Starting at the line that contains "Give me a plain-text", write out each line through the end of the data below, exactly as it stands. Skip any pictures.
◆ ◆ ◆ ◆
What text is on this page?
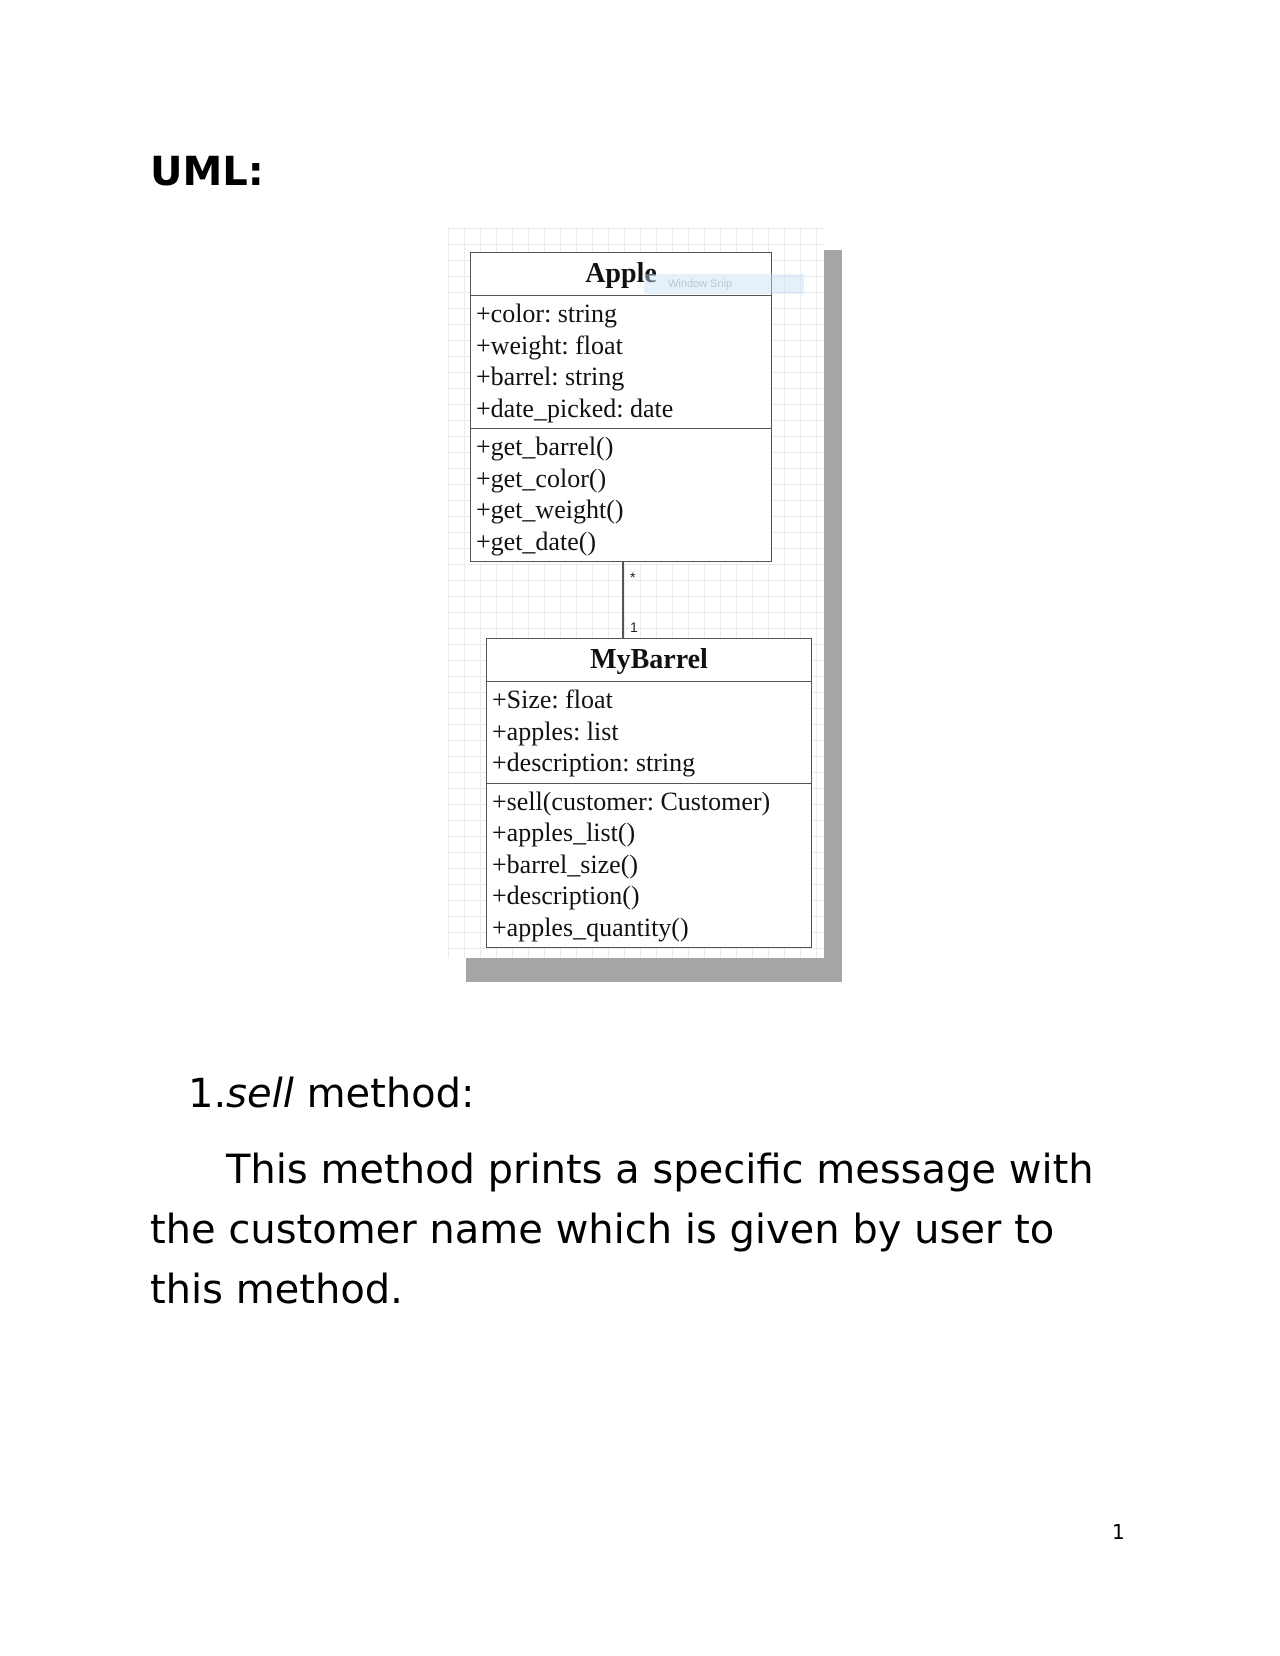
UML:
Apple
+color: string
+weight: float
+barrel: string
+date_picked: date
+get_barrel()
+get_color()
+get_weight()
+get_date()
Window Snip
*
1
MyBarrel
+Size: float
+apples: list
+description: string
+sell(customer: Customer)
+apples_list()
+barrel_size()
+description()
+apples_quantity()

1.sell method:

This method prints a specific message with the customer name which is given by user to this method.

1
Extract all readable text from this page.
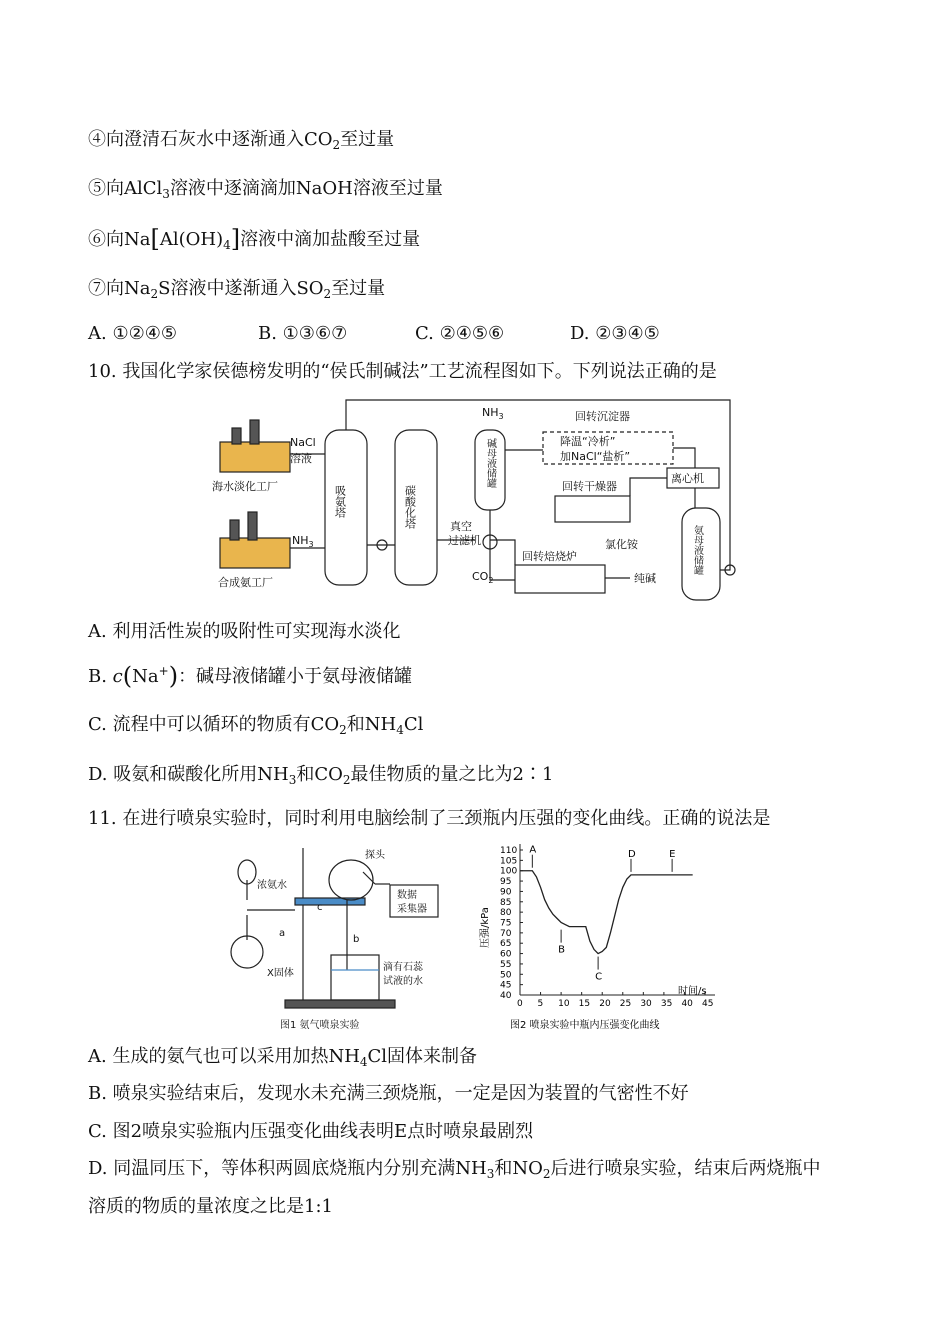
④向澄清石灰水中逐渐通入$CO_2$至过量
⑤向AlCl$_3$溶液中逐滴滴加NaOH溶液至过量
⑥向$Na[Al(OH)_4]$溶液中滴加盐酸至过量
⑦向$Na_2S$溶液中遂渐通入$SO_2$至过量
A. ①②④⑤	B. ①③⑥⑦	C. ②④⑤⑥	D. ②③④⑤
10. 我国化学家侯德榜发明的“侯氏制碱法”工艺流程图如下。下列说法正确的是
海水淡化工厂
合成氨工厂
NaCl
溶液
$NH_3$
吸氨塔	碳酸化塔
$NH_3$
碱母液储罐
回转沉淀器
降温“冷析”
加NaCl“盐析”
离心机
回转干燥器
氯化铵
真空
过滤机
回转焙烧炉
$CO_2$	纯碱
氨母液储罐
A. 利用活性炭的吸附性可实现海水淡化
B. c(Na+)：碱母液储罐小于氨母液储罐
C. 流程中可以循环的物质有$CO_2$和$NH_4Cl$
D. 吸氨和碳酸化所用$NH_3$和$CO_2$最佳物质的量之比为2∶1
11. 在进行喷泉实验时，同时利用电脑绘制了三颈瓶内压强的变化曲线。正确的说法是
探头
浓氨水
数据
采集器
X固体
滴有石蕊
试液的水
a
b
c
图1 氨气喷泉实验
压强/kPa
时间/s
图2 喷泉实验中瓶内压强变化曲线
0 5 10 15 20 25 30 35 40 45
40
45
50
55
60
65
70
75
80
85
90
95
100
105
110 A
B
C
D	E
A. 生成的氨气也可以采用加热$NH_4Cl$固体来制备
B. 喷泉实验结束后，发现水未充满三颈烧瓶，一定是因为装置的气密性不好
C. 图2喷泉实验瓶内压强变化曲线表明E点时喷泉最剧烈
D. 同温同压下，等体积两圆底烧瓶内分别充满$NH_3$和$NO_2$后进行喷泉实验，结束后两烧瓶中
溶质的物质的量浓度之比是1:1
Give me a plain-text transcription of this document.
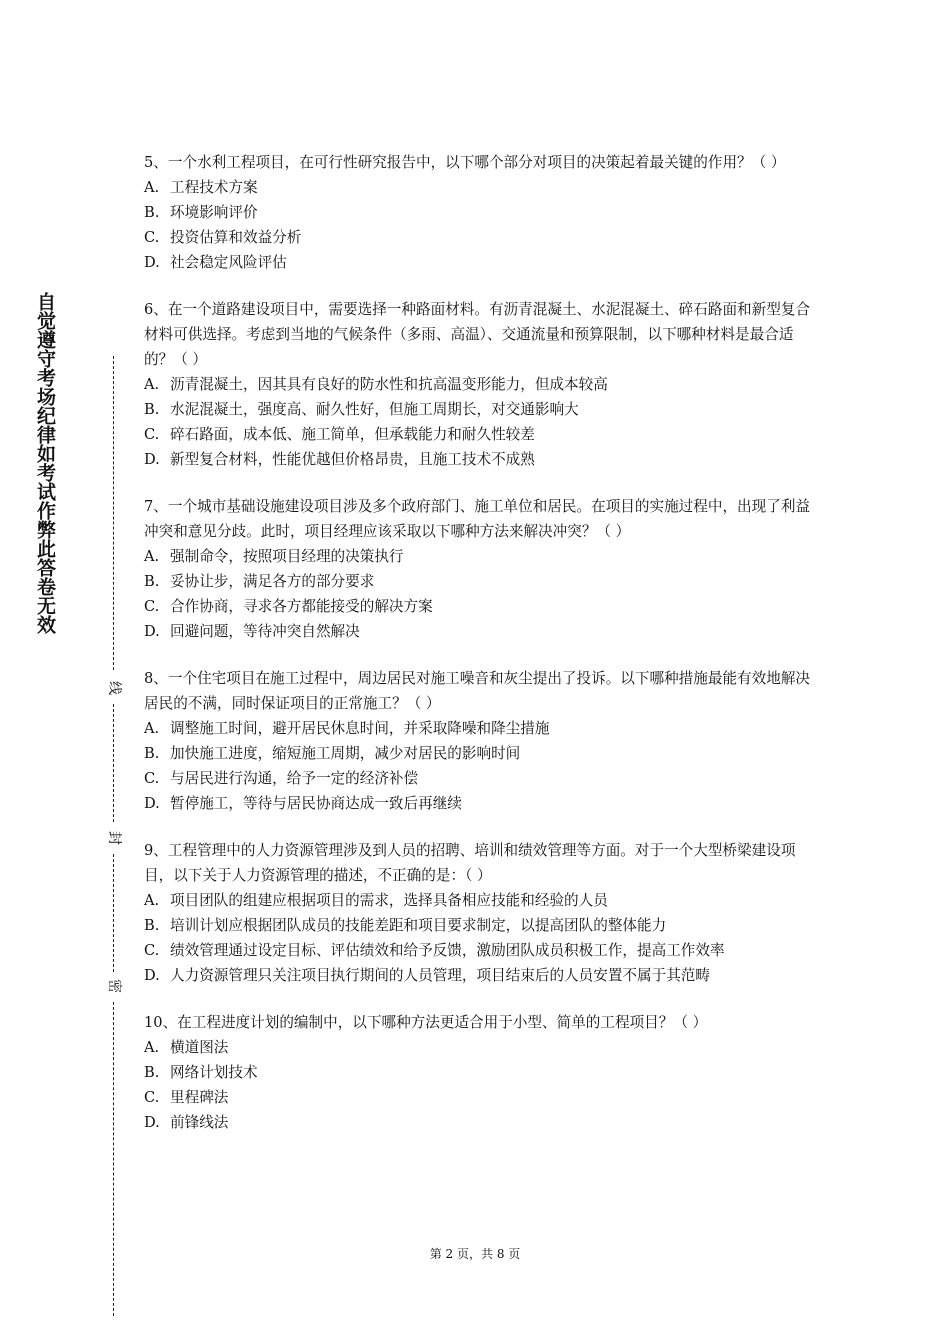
自觉遵守考场纪律如考试作弊此答卷无效
线
封
密

5、一个水利工程项目，在可行性研究报告中，以下哪个部分对项目的决策起着最关键的作用？（ ）

A. 工程技术方案
B. 环境影响评价
C. 投资估算和效益分析
D. 社会稳定风险评估

6、在一个道路建设项目中，需要选择一种路面材料。有沥青混凝土、水泥混凝土、碎石路面和新型复合材料可供选择。考虑到当地的气候条件（多雨、高温）、交通流量和预算限制，以下哪种材料是最合适的？（ ）

A. 沥青混凝土，因其具有良好的防水性和抗高温变形能力，但成本较高
B. 水泥混凝土，强度高、耐久性好，但施工周期长，对交通影响大
C. 碎石路面，成本低、施工简单，但承载能力和耐久性较差
D. 新型复合材料，性能优越但价格昂贵，且施工技术不成熟

7、一个城市基础设施建设项目涉及多个政府部门、施工单位和居民。在项目的实施过程中，出现了利益冲突和意见分歧。此时，项目经理应该采取以下哪种方法来解决冲突？（ ）

A. 强制命令，按照项目经理的决策执行
B. 妥协让步，满足各方的部分要求
C. 合作协商，寻求各方都能接受的解决方案
D. 回避问题，等待冲突自然解决

8、一个住宅项目在施工过程中，周边居民对施工噪音和灰尘提出了投诉。以下哪种措施最能有效地解决居民的不满，同时保证项目的正常施工？（ ）

A. 调整施工时间，避开居民休息时间，并采取降噪和降尘措施
B. 加快施工进度，缩短施工周期，减少对居民的影响时间
C. 与居民进行沟通，给予一定的经济补偿
D. 暂停施工，等待与居民协商达成一致后再继续

9、工程管理中的人力资源管理涉及到人员的招聘、培训和绩效管理等方面。对于一个大型桥梁建设项目，以下关于人力资源管理的描述，不正确的是：（ ）

A. 项目团队的组建应根据项目的需求，选择具备相应技能和经验的人员
B. 培训计划应根据团队成员的技能差距和项目要求制定，以提高团队的整体能力
C. 绩效管理通过设定目标、评估绩效和给予反馈，激励团队成员积极工作，提高工作效率
D. 人力资源管理只关注项目执行期间的人员管理，项目结束后的人员安置不属于其范畴

10、在工程进度计划的编制中，以下哪种方法更适合用于小型、简单的工程项目？（ ）

A. 横道图法
B. 网络计划技术
C. 里程碑法
D. 前锋线法
第 2 页，共 8 页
◆ ◆ ◆ ◆
* **OUTPUT FOR THIS EXERCISE**:
Give me a plain-text transcription of this document.
自觉遵守考场纪律如考试作弊此答卷无效
线
封
密

5、一个水利工程项目，在可行性研究报告中，以下哪个部分对项目的决策起着最关键的作用？（ ）

A. 工程技术方案
B. 环境影响评价
C. 投资估算和效益分析
D. 社会稳定风险评估

6、在一个道路建设项目中，需要选择一种路面材料。有沥青混凝土、水泥混凝土、碎石路面和新型复合材料可供选择。考虑到当地的气候条件（多雨、高温）、交通流量和预算限制，以下哪种材料是最合适的？（ ）

A. 沥青混凝土，因其具有良好的防水性和抗高温变形能力，但成本较高
B. 水泥混凝土，强度高、耐久性好，但施工周期长，对交通影响大
C. 碎石路面，成本低、施工简单，但承载能力和耐久性较差
D. 新型复合材料，性能优越但价格昂贵，且施工技术不成熟

7、一个城市基础设施建设项目涉及多个政府部门、施工单位和居民。在项目的实施过程中，出现了利益冲突和意见分歧。此时，项目经理应该采取以下哪种方法来解决冲突？（ ）

A. 强制命令，按照项目经理的决策执行
B. 妥协让步，满足各方的部分要求
C. 合作协商，寻求各方都能接受的解决方案
D. 回避问题，等待冲突自然解决

8、一个住宅项目在施工过程中，周边居民对施工噪音和灰尘提出了投诉。以下哪种措施最能有效地解决居民的不满，同时保证项目的正常施工？（ ）

A. 调整施工时间，避开居民休息时间，并采取降噪和降尘措施
B. 加快施工进度，缩短施工周期，减少对居民的影响时间
C. 与居民进行沟通，给予一定的经济补偿
D. 暂停施工，等待与居民协商达成一致后再继续

9、工程管理中的人力资源管理涉及到人员的招聘、培训和绩效管理等方面。对于一个大型桥梁建设项目，以下关于人力资源管理的描述，不正确的是：（ ）

A. 项目团队的组建应根据项目的需求，选择具备相应技能和经验的人员
B. 培训计划应根据团队成员的技能差距和项目要求制定，以提高团队的整体能力
C. 绩效管理通过设定目标、评估绩效和给予反馈，激励团队成员积极工作，提高工作效率
D. 人力资源管理只关注项目执行期间的人员管理，项目结束后的人员安置不属于其范畴

10、在工程进度计划的编制中，以下哪种方法更适合用于小型、简单的工程项目？（ ）

A. 横道图法
B. 网络计划技术
C. 里程碑法
D. 前锋线法
第 2 页，共 8 页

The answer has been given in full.